What is the count of lines that hold the word "χειριστήριο"? Give only the number.

=== RECORDS FOR THIS TASK ===

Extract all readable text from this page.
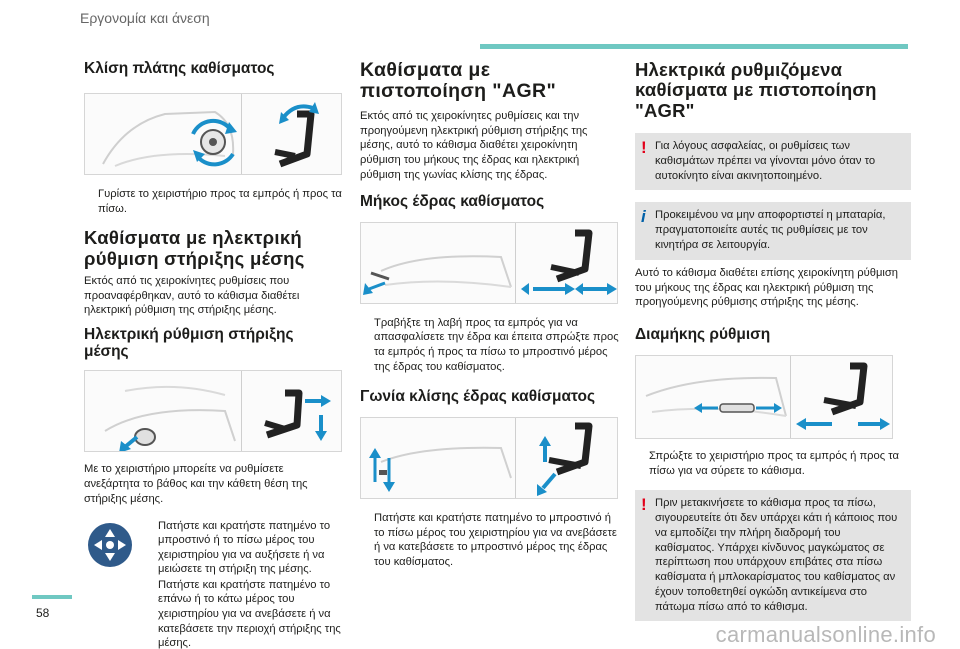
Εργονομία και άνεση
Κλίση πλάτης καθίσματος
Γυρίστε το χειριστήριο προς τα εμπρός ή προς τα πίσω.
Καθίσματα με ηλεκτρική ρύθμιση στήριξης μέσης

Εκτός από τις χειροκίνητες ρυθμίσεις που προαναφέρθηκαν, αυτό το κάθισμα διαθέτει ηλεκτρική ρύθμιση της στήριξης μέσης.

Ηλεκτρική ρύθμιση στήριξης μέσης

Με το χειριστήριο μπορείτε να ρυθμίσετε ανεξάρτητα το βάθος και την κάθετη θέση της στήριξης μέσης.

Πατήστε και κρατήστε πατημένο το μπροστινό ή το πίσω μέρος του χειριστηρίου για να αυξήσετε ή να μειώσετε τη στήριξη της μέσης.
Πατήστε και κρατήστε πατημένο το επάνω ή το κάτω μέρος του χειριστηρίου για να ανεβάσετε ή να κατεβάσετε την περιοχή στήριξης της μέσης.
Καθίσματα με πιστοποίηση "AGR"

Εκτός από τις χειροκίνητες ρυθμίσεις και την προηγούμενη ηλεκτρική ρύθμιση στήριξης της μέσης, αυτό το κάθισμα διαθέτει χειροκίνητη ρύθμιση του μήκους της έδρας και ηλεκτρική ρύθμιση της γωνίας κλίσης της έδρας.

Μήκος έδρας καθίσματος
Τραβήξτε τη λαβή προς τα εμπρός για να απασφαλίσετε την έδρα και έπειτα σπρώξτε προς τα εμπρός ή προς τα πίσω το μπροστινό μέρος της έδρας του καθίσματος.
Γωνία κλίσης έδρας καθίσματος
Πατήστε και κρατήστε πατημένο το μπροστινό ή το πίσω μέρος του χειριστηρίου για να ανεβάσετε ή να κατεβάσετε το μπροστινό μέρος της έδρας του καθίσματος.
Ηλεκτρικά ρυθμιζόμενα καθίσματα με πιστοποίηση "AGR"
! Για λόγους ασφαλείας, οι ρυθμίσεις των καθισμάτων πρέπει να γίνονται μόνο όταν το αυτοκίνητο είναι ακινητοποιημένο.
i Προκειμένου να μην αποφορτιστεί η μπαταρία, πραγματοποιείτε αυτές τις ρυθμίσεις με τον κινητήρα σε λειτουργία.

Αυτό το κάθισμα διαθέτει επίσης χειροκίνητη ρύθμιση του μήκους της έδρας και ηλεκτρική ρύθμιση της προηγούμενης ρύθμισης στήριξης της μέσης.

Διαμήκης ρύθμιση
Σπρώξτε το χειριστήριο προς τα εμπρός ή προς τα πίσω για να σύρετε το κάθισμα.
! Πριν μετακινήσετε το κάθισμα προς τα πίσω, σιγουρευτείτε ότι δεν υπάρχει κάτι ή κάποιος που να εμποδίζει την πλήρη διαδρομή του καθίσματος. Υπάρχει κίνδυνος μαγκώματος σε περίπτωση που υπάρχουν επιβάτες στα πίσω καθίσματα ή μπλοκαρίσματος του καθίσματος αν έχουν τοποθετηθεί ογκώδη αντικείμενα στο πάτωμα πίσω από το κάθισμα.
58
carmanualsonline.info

===
=== RECORDS FOR THIS TASK ===

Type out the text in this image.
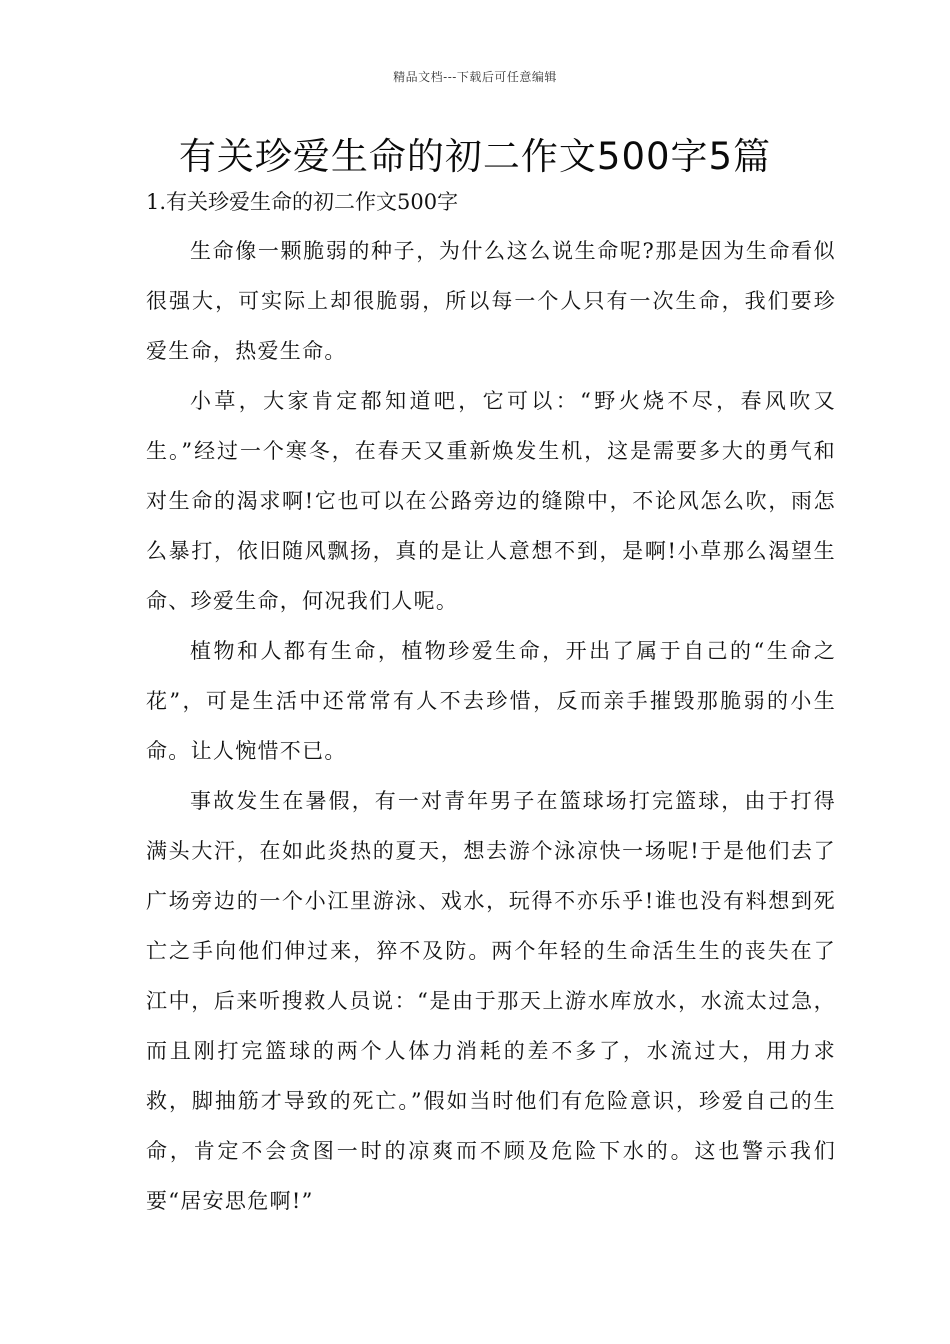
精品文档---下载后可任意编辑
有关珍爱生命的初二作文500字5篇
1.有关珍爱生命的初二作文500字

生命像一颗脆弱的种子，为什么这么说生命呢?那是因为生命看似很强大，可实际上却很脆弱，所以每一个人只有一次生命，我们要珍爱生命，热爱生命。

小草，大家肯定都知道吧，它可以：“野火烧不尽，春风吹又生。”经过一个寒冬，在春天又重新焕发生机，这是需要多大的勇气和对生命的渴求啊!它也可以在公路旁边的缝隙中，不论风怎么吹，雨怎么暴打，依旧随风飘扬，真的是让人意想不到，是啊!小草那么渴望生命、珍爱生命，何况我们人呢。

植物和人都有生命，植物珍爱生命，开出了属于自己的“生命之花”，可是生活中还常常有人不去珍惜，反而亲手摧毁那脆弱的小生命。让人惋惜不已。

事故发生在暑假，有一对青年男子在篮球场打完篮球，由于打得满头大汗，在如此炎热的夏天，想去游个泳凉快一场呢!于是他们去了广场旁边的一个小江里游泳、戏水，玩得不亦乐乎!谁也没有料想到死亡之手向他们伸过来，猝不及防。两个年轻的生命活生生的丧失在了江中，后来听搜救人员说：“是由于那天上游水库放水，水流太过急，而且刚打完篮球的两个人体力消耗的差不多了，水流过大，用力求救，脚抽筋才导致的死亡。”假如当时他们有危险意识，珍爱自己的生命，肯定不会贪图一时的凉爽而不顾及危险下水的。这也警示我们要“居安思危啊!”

===

• ANSWER TO THIS TASK: 3